#### Task material ####

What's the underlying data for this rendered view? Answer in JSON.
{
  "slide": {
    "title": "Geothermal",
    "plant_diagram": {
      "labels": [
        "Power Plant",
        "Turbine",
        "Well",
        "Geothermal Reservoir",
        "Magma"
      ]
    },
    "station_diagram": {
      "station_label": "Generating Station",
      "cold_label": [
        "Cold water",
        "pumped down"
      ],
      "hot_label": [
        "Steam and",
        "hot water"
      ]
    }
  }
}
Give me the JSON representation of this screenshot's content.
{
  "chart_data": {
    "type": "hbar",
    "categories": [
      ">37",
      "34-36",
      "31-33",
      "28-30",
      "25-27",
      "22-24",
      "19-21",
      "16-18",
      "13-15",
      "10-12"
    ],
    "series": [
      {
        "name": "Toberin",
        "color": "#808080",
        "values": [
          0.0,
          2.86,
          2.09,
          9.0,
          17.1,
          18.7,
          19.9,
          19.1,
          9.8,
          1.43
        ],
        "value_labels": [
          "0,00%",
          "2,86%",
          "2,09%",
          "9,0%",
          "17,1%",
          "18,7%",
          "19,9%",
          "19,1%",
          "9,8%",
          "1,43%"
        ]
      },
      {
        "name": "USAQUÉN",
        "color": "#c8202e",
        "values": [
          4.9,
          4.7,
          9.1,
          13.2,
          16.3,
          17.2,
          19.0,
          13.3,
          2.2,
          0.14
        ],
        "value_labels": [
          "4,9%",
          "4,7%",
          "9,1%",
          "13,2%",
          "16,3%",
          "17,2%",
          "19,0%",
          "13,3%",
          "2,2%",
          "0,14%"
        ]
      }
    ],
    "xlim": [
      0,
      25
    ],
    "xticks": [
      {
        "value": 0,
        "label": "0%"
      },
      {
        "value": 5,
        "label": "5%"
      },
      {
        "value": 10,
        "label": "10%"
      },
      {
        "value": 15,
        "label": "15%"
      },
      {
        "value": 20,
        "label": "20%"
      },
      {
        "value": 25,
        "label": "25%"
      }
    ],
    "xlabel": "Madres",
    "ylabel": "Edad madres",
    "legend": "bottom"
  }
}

####

Given task >> Starting with the line that contains "Give me the", output every line through the end of the listing above, unchanged.

Solution for this exercise >>
Give me the JSON representation of this screenshot's content.
{
  "chart_data": {
    "type": "hbar",
    "categories": [
      ">37",
      "34-36",
      "31-33",
      "28-30",
      "25-27",
      "22-24",
      "19-21",
      "16-18",
      "13-15",
      "10-12"
    ],
    "series": [
      {
        "name": "Toberin",
        "color": "#808080",
        "values": [
          0.0,
          2.86,
          2.09,
          9.0,
          17.1,
          18.7,
          19.9,
          19.1,
          9.8,
          1.43
        ],
        "value_labels": [
          "0,00%",
          "2,86%",
          "2,09%",
          "9,0%",
          "17,1%",
          "18,7%",
          "19,9%",
          "19,1%",
          "9,8%",
          "1,43%"
        ]
      },
      {
        "name": "USAQUÉN",
        "color": "#c8202e",
        "values": [
          4.9,
          4.7,
          9.1,
          13.2,
          16.3,
          17.2,
          19.0,
          13.3,
          2.2,
          0.14
        ],
        "value_labels": [
          "4,9%",
          "4,7%",
          "9,1%",
          "13,2%",
          "16,3%",
          "17,2%",
          "19,0%",
          "13,3%",
          "2,2%",
          "0,14%"
        ]
      }
    ],
    "xlim": [
      0,
      25
    ],
    "xticks": [
      {
        "value": 0,
        "label": "0%"
      },
      {
        "value": 5,
        "label": "5%"
      },
      {
        "value": 10,
        "label": "10%"
      },
      {
        "value": 15,
        "label": "15%"
      },
      {
        "value": 20,
        "label": "20%"
      },
      {
        "value": 25,
        "label": "25%"
      }
    ],
    "xlabel": "Madres",
    "ylabel": "Edad madres",
    "legend": "bottom"
  }
}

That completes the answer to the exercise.